== Texto proporcionado ==
######

BOGOTÁ, Colombia — María Alexandra Marín vive con su gato Marx y dos perros en un pequeño departamento de un barrio de clase obrera en Bogotá, la capital de Colombia. Tiene una vista envidiable de los Andes, la brisa sopla por las noches y un patio donde toma fotografías de la luna. Hace poco adoptó otro gatito.
Pero detrás de esa vida tranquila hay una gran turbulencia.
Marín, de 29 años, conocida por muchos como Paula, que era su nombre de batalla, forma parte de los miles de excombatientes de las Fuerzas Armadas Revolucionarias de Colombia (Farc) que se retiraron a la vida civil luego de la firma del acuerdo de paz de 2016 que marcó el final del conflicto armado más largo de América. Por su actuación en ese acuerdo, Juan Manuel Santos, quien en ese entonces era el presidente del país, fue galardonado con el Premio Nobel de la Paz.

######

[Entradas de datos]
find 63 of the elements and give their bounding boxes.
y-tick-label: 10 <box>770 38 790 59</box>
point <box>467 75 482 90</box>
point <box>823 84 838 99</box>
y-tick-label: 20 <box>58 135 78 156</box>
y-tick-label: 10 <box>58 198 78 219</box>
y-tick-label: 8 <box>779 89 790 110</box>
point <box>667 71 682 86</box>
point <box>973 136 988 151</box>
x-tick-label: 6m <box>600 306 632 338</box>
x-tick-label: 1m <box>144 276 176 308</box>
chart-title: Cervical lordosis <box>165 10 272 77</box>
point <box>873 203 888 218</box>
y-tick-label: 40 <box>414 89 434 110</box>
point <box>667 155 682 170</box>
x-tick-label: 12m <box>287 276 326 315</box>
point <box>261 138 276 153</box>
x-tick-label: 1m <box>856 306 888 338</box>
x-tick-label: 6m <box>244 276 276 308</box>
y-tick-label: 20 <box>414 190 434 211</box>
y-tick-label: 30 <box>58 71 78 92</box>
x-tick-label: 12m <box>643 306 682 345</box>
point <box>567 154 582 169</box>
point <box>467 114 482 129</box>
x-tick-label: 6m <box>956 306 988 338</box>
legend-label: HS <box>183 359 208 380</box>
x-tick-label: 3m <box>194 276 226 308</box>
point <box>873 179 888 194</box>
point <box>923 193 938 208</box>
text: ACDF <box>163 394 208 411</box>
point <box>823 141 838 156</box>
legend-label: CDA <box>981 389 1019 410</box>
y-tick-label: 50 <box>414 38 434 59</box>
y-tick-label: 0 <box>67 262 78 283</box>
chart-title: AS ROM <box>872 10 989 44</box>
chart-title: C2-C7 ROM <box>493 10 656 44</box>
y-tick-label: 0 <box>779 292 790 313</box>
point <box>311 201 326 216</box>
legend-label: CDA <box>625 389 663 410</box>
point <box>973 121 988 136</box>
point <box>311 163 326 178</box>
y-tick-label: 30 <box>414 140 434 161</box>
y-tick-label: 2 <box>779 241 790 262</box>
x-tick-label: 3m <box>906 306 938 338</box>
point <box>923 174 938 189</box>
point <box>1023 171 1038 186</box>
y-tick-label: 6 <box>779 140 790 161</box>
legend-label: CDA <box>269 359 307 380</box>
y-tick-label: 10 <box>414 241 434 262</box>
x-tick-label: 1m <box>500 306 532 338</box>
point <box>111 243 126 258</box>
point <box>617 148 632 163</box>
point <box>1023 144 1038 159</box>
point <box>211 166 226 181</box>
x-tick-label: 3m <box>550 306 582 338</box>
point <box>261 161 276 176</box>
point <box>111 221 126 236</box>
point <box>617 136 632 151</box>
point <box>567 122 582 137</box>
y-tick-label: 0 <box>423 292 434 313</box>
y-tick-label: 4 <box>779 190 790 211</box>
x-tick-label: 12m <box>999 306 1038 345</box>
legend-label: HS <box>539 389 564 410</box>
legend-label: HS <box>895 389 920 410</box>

######

== Tareas por realizar ==
A - Enumere todos los nombres geográficos que se mencionan en el texto sobre la excombatiente de las Farc.
B - Actualice los registros desde su comienzo hasta la línea que contiene "y-tick-label: 10 <box>58 198 78 219</box>", inclusive, sustituyendo "point" por "dot" y sin alterar nada más.
El texto y los registros no guardan relación alguna entre sí.

== Clave de respuestas ==
A - Bogotá, Colombia, los Andes, América

B -
find 63 of the elements and give their bounding boxes.
y-tick-label: 10 <box>770 38 790 59</box>
dot <box>467 75 482 90</box>
dot <box>823 84 838 99</box>
y-tick-label: 20 <box>58 135 78 156</box>
y-tick-label: 10 <box>58 198 78 219</box>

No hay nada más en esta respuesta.